[Exercise task] Look through the records below and collect all lines that hold the string "phòng".

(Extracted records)
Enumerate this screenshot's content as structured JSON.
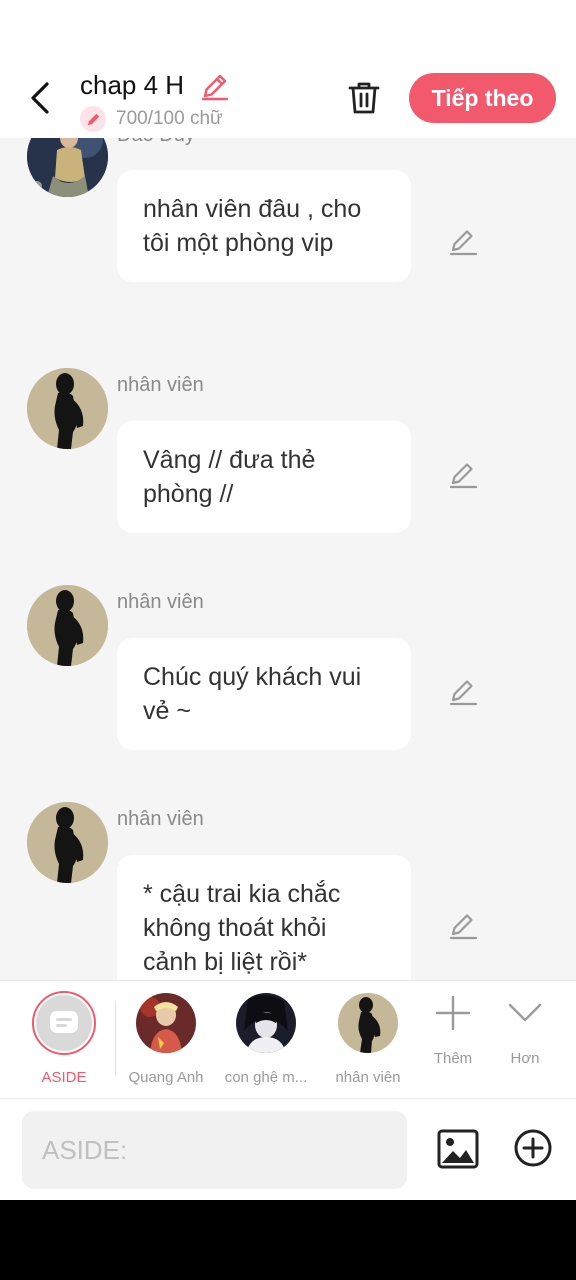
{
  "header": {
    "title": "chap 4 H",
    "word_count": "700/100 chữ",
    "next_label": "Tiếp theo",
    "accent": "#f2596d"
  },
  "messages": [
    {
      "sender": "Đào Duy",
      "text": "nhân viên đâu , cho tôi một phòng vip"
    },
    {
      "sender": "nhân viên",
      "text": "Vâng // đưa thẻ phòng //"
    },
    {
      "sender": "nhân viên",
      "text": "Chúc quý khách vui vẻ ~"
    },
    {
      "sender": "nhân viên",
      "text": "* cậu trai kia chắc không thoát khỏi cảnh bị liệt rồi*"
    }
  ],
  "characters": [
    {
      "label": "ASIDE",
      "icon": "aside-message-icon"
    },
    {
      "label": "Quang Anh"
    },
    {
      "label": "con ghệ m..."
    },
    {
      "label": "nhân viên"
    }
  ],
  "tools": {
    "add_label": "Thêm",
    "more_label": "Hơn"
  },
  "input": {
    "placeholder": "ASIDE:"
  }
}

[Exercise output]
      "text": "nhân viên đâu , cho tôi một phòng vip"
      "text": "Vâng // đưa thẻ phòng //"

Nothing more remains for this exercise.